In the entries below, how many lines hold the string "Лабытнанги"? Give only the number.

** start Supplied data **

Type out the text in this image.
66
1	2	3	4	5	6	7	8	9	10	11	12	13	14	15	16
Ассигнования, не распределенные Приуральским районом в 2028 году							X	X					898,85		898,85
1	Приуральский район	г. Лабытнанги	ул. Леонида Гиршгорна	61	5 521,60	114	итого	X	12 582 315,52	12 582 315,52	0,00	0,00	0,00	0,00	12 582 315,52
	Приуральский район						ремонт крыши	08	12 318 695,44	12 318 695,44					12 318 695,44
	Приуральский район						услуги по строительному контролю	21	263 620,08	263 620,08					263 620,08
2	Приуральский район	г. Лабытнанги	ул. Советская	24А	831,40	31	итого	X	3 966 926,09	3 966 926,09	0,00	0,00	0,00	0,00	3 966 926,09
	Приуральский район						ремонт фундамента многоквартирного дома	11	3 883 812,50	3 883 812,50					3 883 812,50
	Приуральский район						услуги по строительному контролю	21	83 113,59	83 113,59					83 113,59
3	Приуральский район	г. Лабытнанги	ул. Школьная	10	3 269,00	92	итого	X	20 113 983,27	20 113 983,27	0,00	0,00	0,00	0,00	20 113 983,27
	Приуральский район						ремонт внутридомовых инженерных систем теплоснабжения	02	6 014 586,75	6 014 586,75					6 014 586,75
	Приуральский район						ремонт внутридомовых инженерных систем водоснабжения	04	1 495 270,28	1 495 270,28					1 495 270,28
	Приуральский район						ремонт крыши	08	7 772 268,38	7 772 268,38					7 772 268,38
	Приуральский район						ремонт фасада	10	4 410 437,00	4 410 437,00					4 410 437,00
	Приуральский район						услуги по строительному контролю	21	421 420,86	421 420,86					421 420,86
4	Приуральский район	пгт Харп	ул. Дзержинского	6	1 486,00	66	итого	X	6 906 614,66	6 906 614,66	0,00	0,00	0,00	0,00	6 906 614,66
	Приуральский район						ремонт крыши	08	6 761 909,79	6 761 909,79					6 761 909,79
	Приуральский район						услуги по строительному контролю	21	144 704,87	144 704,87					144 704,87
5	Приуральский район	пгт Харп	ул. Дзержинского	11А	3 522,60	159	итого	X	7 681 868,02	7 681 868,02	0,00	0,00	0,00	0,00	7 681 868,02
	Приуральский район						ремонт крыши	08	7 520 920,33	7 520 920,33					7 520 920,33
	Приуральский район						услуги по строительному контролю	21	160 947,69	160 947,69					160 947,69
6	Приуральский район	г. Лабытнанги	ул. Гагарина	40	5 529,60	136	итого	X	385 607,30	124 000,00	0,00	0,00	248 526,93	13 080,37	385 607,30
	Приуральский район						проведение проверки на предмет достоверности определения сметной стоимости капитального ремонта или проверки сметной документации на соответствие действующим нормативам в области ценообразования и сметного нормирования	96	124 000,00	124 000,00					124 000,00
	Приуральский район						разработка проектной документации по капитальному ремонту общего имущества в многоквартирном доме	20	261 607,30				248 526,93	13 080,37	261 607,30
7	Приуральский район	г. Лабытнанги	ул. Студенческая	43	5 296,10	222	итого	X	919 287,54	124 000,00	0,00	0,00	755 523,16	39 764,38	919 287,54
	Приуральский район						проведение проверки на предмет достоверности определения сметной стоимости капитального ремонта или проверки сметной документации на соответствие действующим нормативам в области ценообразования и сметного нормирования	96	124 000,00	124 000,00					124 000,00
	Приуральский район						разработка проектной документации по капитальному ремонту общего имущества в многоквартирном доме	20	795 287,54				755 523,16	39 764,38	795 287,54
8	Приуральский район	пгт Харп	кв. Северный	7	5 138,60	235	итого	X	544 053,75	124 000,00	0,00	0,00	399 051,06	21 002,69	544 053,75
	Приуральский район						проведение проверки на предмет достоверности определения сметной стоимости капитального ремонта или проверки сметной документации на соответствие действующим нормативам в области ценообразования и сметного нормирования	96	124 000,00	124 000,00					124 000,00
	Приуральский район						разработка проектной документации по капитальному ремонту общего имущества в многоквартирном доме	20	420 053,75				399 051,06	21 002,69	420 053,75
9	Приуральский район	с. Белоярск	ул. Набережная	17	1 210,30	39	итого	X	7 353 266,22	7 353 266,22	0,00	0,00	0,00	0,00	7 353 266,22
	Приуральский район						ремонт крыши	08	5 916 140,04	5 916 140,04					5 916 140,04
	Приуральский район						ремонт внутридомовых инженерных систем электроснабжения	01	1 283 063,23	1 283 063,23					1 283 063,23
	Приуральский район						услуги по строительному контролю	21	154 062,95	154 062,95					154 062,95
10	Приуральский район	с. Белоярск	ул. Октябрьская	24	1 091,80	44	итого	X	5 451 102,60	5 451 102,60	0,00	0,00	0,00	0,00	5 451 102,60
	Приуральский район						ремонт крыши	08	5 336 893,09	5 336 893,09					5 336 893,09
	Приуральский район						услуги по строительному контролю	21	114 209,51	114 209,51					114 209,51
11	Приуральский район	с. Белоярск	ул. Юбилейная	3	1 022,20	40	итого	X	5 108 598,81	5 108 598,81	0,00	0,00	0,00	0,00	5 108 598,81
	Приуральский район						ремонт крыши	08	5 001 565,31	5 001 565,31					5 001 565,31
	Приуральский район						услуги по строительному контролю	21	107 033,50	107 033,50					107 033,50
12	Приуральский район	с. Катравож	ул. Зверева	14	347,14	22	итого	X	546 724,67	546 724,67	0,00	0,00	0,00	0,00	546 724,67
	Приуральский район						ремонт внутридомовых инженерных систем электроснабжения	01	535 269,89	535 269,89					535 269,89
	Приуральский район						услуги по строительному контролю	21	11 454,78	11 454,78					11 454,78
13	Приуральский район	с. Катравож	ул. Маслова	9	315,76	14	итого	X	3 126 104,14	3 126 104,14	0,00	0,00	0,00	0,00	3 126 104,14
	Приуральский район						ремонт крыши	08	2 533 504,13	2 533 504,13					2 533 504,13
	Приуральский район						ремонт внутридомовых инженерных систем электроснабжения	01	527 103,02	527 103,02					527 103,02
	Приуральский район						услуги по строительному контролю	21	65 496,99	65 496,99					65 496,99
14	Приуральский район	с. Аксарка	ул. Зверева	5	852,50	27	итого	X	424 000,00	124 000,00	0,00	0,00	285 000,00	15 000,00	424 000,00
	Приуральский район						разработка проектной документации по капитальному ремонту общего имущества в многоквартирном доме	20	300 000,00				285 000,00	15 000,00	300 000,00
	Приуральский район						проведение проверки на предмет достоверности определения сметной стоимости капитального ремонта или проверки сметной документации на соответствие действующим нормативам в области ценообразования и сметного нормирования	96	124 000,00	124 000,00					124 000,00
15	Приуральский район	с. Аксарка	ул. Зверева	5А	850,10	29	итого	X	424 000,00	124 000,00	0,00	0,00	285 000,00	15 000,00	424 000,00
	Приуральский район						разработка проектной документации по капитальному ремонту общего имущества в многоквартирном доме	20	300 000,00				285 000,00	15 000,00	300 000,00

** end Supplied data **

### The solution
5